● **BRIEF**
Quote the data below in full, minus the images.

● **RECORDS SHOWN**
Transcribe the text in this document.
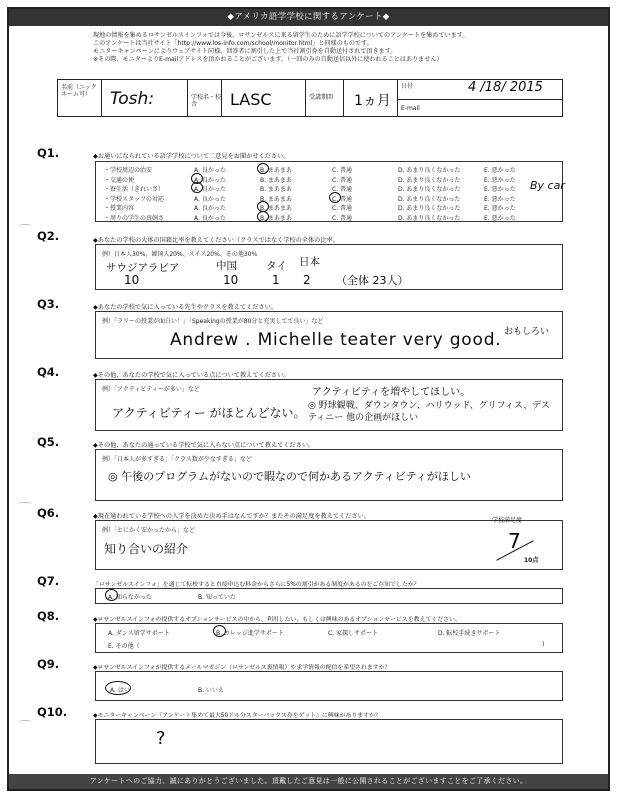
◆アメリカ語学学校に関するアンケート◆
現地の情報を集めるロサンゼルスインフォでは今後、ロサンゼルスに来る留学生のために語学学校についてのアンケートを集めています。
このアンケートは当社サイト「http://www.los-info.com/school/monitor.html」と同様のものです。
モニターキャンペーンによりウェブサイト同様、回答者に割引した上で当社割引券を自動送付されて頂きます。
※その際、モニターよりE-mailアドレスを頂かれることがございます。（一回のみの自動送信以外に使われることはありません）
名前（ニックネーム可）	Tosh:	学校名・校舎	LASC	受講期間 1ヵ月
日付	4 /18/ 2015
E-mail
Q1.	◆お通いになられている語学学校について二意見をお聞かせください。
・学校周辺の治安	A. 良かった	B. まあまあ	C. 普通	D. あまり良くなかった	E. 悪かった
・交通の便	A. 良かった	B. まあまあ	C. 普通	D. あまり良くなかった	E. 悪かった
・寮生活（きれいさ）	A. 良かった	B. まあまあ	C. 普通	D. あまり良くなかった	E. 悪かった
・学校スタッフの対応	A. 良かった	B. まあまあ	C. 普通	D. あまり良くなかった	E. 悪かった
・授業内容	A. 良かった	B. まあまあ	C. 普通	D. あまり良くなかった	E. 悪かった
・周りの学生の真剣さ	A. 良かった	B. まあまあ	C. 普通	D. あまり良くなかった	E. 悪かった
By car
Q2.	◆あなたの学校の大体の国籍比率を教えてください（クラスではなく学校の全体の比率。
例）日本人30%、韓国人20%、スイス20%、その他30%
サウジアラビア	中国	タイ 日本
10	10	1 2 （全体 23人）
Q3.	◆あなたの学校で気に入っている先生やクラスを教えてください。
例）「ラリーの授業が面白い！」「Speakingの授業が80分と充実してて良い」など
Andrew . Michelle teater very good. おもしろい
Q4.	◆その他、あなたの学校で気に入っている点について教えてください。
例）「アクティビティーが多い」など	アクティビティを増やしてほしい。
アクティビティー がほとんどない。 ◎ 野球観戦、ダウンタウン、ハリウッド、グリフィス、デスティニー 他の企画がほしい
Q5.	◆その他、あなたの通っている学校で気に入らない点について教えてください。
例）「日本人が多すぎる」「クラス数が少なすぎる」など
◎ 午後のプログラムがないので暇なので何かあるアクティビティがほしい
Q6.	◆現在通われている学校への入学を決めた決め手はなんですか？またその満足度を教えてください。
例）「とにかく安かったから」など
知り合いの紹介
学校満足度
7
10点
Q7.	「ロサンゼルスインフォ」を通じて転校すると直接申込む料金からさらに5%の割引がある制度があるのをご存知でしたか？
A. 知らなかった	B. 知っていた
Q8.	◆ロサンゼルスインフォの提供するオプションサービスの中から、利用したい、もしくは興味のあるオプションサービスを教えてください。
A. ダンス留学サポート	B. カレッジ進学サポート	C. 家探しサポート	D. 転校手続きサポート
E. その他（	)
Q9.	◆ロサンゼルスインフォが提供するメールマガジン（ロサンゼルス裏情報）や求学情報の配信を希望されますか？
A. はい	B. いいえ
Q10.	◆モニターキャンペーン『アンケート集めて最大50ドル分スターバックス券をゲット』に興味がありますか？
?
アンケートへのご協力、誠にありがとうございました。頂戴したご意見は一般に公開されることがございますことをご了承ください。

● **THE RESULT**
Transcribe the text in this document.
◆アメリカ語学学校に関するアンケート◆
現地の情報を集めるロサンゼルスインフォでは今後、ロサンゼルスに来る留学生のために語学学校についてのアンケートを集めています。
このアンケートは当社サイト「http://www.los-info.com/school/monitor.html」と同様のものです。
モニターキャンペーンによりウェブサイト同様、回答者に割引した上で当社割引券を自動送付されて頂きます。
※その際、モニターよりE-mailアドレスを頂かれることがございます。（一回のみの自動送信以外に使われることはありません）
名前（ニックネーム可）	Tosh:	学校名・校舎	LASC	受講期間 1ヵ月
日付	4 /18/ 2015
E-mail
Q1.	◆お通いになられている語学学校について二意見をお聞かせください。
・学校周辺の治安	A. 良かった	B. まあまあ	C. 普通	D. あまり良くなかった	E. 悪かった
・交通の便	A. 良かった	B. まあまあ	C. 普通	D. あまり良くなかった	E. 悪かった
・寮生活（きれいさ）	A. 良かった	B. まあまあ	C. 普通	D. あまり良くなかった	E. 悪かった
・学校スタッフの対応	A. 良かった	B. まあまあ	C. 普通	D. あまり良くなかった	E. 悪かった
・授業内容	A. 良かった	B. まあまあ	C. 普通	D. あまり良くなかった	E. 悪かった
・周りの学生の真剣さ	A. 良かった	B. まあまあ	C. 普通	D. あまり良くなかった	E. 悪かった
By car
Q2.	◆あなたの学校の大体の国籍比率を教えてください（クラスではなく学校の全体の比率。
例）日本人30%、韓国人20%、スイス20%、その他30%
サウジアラビア	中国	タイ 日本
10	10	1 2 （全体 23人）
Q3.	◆あなたの学校で気に入っている先生やクラスを教えてください。
例）「ラリーの授業が面白い！」「Speakingの授業が80分と充実してて良い」など
Andrew . Michelle teater very good. おもしろい
Q4.	◆その他、あなたの学校で気に入っている点について教えてください。
例）「アクティビティーが多い」など	アクティビティを増やしてほしい。
アクティビティー がほとんどない。 ◎ 野球観戦、ダウンタウン、ハリウッド、グリフィス、デスティニー 他の企画がほしい
Q5.	◆その他、あなたの通っている学校で気に入らない点について教えてください。
例）「日本人が多すぎる」「クラス数が少なすぎる」など
◎ 午後のプログラムがないので暇なので何かあるアクティビティがほしい
Q6.	◆現在通われている学校への入学を決めた決め手はなんですか？またその満足度を教えてください。
例）「とにかく安かったから」など
知り合いの紹介
学校満足度
7
10点
Q7.	「ロサンゼルスインフォ」を通じて転校すると直接申込む料金からさらに5%の割引がある制度があるのをご存知でしたか？
A. 知らなかった	B. 知っていた
Q8.	◆ロサンゼルスインフォの提供するオプションサービスの中から、利用したい、もしくは興味のあるオプションサービスを教えてください。
A. ダンス留学サポート	B. カレッジ進学サポート	C. 家探しサポート	D. 転校手続きサポート
E. その他（	)
Q9.	◆ロサンゼルスインフォが提供するメールマガジン（ロサンゼルス裏情報）や求学情報の配信を希望されますか？
A. はい	B. いいえ
Q10.	◆モニターキャンペーン『アンケート集めて最大50ドル分スターバックス券をゲット』に興味がありますか？
?
アンケートへのご協力、誠にありがとうございました。頂戴したご意見は一般に公開されることがございますことをご了承ください。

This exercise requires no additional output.